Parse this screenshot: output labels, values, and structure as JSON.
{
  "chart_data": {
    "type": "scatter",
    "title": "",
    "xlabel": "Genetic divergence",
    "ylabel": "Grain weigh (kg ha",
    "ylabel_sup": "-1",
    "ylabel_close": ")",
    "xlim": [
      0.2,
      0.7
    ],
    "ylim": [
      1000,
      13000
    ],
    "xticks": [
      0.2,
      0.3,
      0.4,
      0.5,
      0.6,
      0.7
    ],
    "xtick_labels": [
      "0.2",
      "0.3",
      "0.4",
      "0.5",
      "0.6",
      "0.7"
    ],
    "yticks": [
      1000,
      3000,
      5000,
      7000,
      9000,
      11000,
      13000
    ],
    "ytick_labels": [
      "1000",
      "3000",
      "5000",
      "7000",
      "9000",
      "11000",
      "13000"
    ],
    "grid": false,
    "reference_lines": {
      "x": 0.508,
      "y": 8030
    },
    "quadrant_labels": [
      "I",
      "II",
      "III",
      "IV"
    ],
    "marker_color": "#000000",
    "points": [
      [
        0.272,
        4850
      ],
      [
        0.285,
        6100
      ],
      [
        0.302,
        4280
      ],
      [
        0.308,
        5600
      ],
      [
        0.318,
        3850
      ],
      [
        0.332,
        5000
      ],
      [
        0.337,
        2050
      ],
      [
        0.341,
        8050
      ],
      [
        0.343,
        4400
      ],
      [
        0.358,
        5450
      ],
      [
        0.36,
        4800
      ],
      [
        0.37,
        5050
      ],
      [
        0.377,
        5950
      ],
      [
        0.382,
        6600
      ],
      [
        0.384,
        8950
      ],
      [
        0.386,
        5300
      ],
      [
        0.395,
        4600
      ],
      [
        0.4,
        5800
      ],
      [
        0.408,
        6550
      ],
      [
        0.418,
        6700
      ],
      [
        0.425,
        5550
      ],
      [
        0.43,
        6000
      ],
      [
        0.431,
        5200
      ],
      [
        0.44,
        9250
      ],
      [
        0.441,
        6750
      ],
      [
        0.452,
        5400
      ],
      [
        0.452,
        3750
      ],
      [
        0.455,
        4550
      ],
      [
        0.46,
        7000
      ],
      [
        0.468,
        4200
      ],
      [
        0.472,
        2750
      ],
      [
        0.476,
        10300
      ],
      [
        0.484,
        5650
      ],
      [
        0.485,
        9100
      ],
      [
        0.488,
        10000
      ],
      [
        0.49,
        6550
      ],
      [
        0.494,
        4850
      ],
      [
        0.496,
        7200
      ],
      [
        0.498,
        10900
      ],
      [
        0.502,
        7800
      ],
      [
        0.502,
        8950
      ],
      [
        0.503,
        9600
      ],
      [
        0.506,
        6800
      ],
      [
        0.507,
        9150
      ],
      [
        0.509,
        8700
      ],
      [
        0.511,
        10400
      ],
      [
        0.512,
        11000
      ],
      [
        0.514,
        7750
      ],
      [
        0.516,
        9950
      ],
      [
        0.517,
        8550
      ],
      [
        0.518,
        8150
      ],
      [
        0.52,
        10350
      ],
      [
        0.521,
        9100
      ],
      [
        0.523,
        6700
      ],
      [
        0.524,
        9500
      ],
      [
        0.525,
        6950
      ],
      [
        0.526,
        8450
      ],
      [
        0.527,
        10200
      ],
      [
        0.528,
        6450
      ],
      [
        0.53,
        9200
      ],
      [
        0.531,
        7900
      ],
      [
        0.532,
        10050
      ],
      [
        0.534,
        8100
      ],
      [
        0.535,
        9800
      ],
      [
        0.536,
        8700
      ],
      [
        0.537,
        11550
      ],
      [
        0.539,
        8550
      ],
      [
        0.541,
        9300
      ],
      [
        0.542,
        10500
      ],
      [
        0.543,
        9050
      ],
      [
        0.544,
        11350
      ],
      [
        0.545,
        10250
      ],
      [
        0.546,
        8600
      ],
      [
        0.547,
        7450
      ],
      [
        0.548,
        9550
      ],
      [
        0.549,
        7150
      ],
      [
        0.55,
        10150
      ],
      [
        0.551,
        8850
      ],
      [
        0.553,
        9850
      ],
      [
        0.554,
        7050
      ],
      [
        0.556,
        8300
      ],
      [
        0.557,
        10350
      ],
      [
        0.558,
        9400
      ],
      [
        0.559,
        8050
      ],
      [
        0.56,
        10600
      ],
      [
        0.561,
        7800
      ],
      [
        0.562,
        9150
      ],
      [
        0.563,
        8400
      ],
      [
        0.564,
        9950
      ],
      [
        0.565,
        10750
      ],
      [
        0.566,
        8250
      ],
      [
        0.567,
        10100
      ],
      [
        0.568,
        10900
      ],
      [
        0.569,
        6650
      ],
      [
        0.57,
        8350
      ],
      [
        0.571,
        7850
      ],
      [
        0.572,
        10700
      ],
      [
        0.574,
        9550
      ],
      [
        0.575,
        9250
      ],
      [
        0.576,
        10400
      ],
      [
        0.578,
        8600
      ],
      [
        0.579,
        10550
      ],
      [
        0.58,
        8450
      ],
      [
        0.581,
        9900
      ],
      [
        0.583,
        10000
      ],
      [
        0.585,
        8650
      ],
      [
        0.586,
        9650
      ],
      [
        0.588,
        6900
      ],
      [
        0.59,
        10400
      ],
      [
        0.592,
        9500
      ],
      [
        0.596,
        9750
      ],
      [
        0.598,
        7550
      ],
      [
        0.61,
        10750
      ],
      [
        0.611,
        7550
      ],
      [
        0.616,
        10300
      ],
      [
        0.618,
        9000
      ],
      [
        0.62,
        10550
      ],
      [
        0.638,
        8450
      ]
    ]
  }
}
——
_Stated exercise_. Please set down each line of the records exactly as given.

_Exercise solution_.
Parse this screenshot: output labels, values, and structure as JSON.
{
  "chart_data": {
    "type": "scatter",
    "title": "",
    "xlabel": "Genetic divergence",
    "ylabel": "Grain weigh (kg ha",
    "ylabel_sup": "-1",
    "ylabel_close": ")",
    "xlim": [
      0.2,
      0.7
    ],
    "ylim": [
      1000,
      13000
    ],
    "xticks": [
      0.2,
      0.3,
      0.4,
      0.5,
      0.6,
      0.7
    ],
    "xtick_labels": [
      "0.2",
      "0.3",
      "0.4",
      "0.5",
      "0.6",
      "0.7"
    ],
    "yticks": [
      1000,
      3000,
      5000,
      7000,
      9000,
      11000,
      13000
    ],
    "ytick_labels": [
      "1000",
      "3000",
      "5000",
      "7000",
      "9000",
      "11000",
      "13000"
    ],
    "grid": false,
    "reference_lines": {
      "x": 0.508,
      "y": 8030
    },
    "quadrant_labels": [
      "I",
      "II",
      "III",
      "IV"
    ],
    "marker_color": "#000000",
    "points": [
      [
        0.272,
        4850
      ],
      [
        0.285,
        6100
      ],
      [
        0.302,
        4280
      ],
      [
        0.308,
        5600
      ],
      [
        0.318,
        3850
      ],
      [
        0.332,
        5000
      ],
      [
        0.337,
        2050
      ],
      [
        0.341,
        8050
      ],
      [
        0.343,
        4400
      ],
      [
        0.358,
        5450
      ],
      [
        0.36,
        4800
      ],
      [
        0.37,
        5050
      ],
      [
        0.377,
        5950
      ],
      [
        0.382,
        6600
      ],
      [
        0.384,
        8950
      ],
      [
        0.386,
        5300
      ],
      [
        0.395,
        4600
      ],
      [
        0.4,
        5800
      ],
      [
        0.408,
        6550
      ],
      [
        0.418,
        6700
      ],
      [
        0.425,
        5550
      ],
      [
        0.43,
        6000
      ],
      [
        0.431,
        5200
      ],
      [
        0.44,
        9250
      ],
      [
        0.441,
        6750
      ],
      [
        0.452,
        5400
      ],
      [
        0.452,
        3750
      ],
      [
        0.455,
        4550
      ],
      [
        0.46,
        7000
      ],
      [
        0.468,
        4200
      ],
      [
        0.472,
        2750
      ],
      [
        0.476,
        10300
      ],
      [
        0.484,
        5650
      ],
      [
        0.485,
        9100
      ],
      [
        0.488,
        10000
      ],
      [
        0.49,
        6550
      ],
      [
        0.494,
        4850
      ],
      [
        0.496,
        7200
      ],
      [
        0.498,
        10900
      ],
      [
        0.502,
        7800
      ],
      [
        0.502,
        8950
      ],
      [
        0.503,
        9600
      ],
      [
        0.506,
        6800
      ],
      [
        0.507,
        9150
      ],
      [
        0.509,
        8700
      ],
      [
        0.511,
        10400
      ],
      [
        0.512,
        11000
      ],
      [
        0.514,
        7750
      ],
      [
        0.516,
        9950
      ],
      [
        0.517,
        8550
      ],
      [
        0.518,
        8150
      ],
      [
        0.52,
        10350
      ],
      [
        0.521,
        9100
      ],
      [
        0.523,
        6700
      ],
      [
        0.524,
        9500
      ],
      [
        0.525,
        6950
      ],
      [
        0.526,
        8450
      ],
      [
        0.527,
        10200
      ],
      [
        0.528,
        6450
      ],
      [
        0.53,
        9200
      ],
      [
        0.531,
        7900
      ],
      [
        0.532,
        10050
      ],
      [
        0.534,
        8100
      ],
      [
        0.535,
        9800
      ],
      [
        0.536,
        8700
      ],
      [
        0.537,
        11550
      ],
      [
        0.539,
        8550
      ],
      [
        0.541,
        9300
      ],
      [
        0.542,
        10500
      ],
      [
        0.543,
        9050
      ],
      [
        0.544,
        11350
      ],
      [
        0.545,
        10250
      ],
      [
        0.546,
        8600
      ],
      [
        0.547,
        7450
      ],
      [
        0.548,
        9550
      ],
      [
        0.549,
        7150
      ],
      [
        0.55,
        10150
      ],
      [
        0.551,
        8850
      ],
      [
        0.553,
        9850
      ],
      [
        0.554,
        7050
      ],
      [
        0.556,
        8300
      ],
      [
        0.557,
        10350
      ],
      [
        0.558,
        9400
      ],
      [
        0.559,
        8050
      ],
      [
        0.56,
        10600
      ],
      [
        0.561,
        7800
      ],
      [
        0.562,
        9150
      ],
      [
        0.563,
        8400
      ],
      [
        0.564,
        9950
      ],
      [
        0.565,
        10750
      ],
      [
        0.566,
        8250
      ],
      [
        0.567,
        10100
      ],
      [
        0.568,
        10900
      ],
      [
        0.569,
        6650
      ],
      [
        0.57,
        8350
      ],
      [
        0.571,
        7850
      ],
      [
        0.572,
        10700
      ],
      [
        0.574,
        9550
      ],
      [
        0.575,
        9250
      ],
      [
        0.576,
        10400
      ],
      [
        0.578,
        8600
      ],
      [
        0.579,
        10550
      ],
      [
        0.58,
        8450
      ],
      [
        0.581,
        9900
      ],
      [
        0.583,
        10000
      ],
      [
        0.585,
        8650
      ],
      [
        0.586,
        9650
      ],
      [
        0.588,
        6900
      ],
      [
        0.59,
        10400
      ],
      [
        0.592,
        9500
      ],
      [
        0.596,
        9750
      ],
      [
        0.598,
        7550
      ],
      [
        0.61,
        10750
      ],
      [
        0.611,
        7550
      ],
      [
        0.616,
        10300
      ],
      [
        0.618,
        9000
      ],
      [
        0.62,
        10550
      ],
      [
        0.638,
        8450
      ]
    ]
  }
}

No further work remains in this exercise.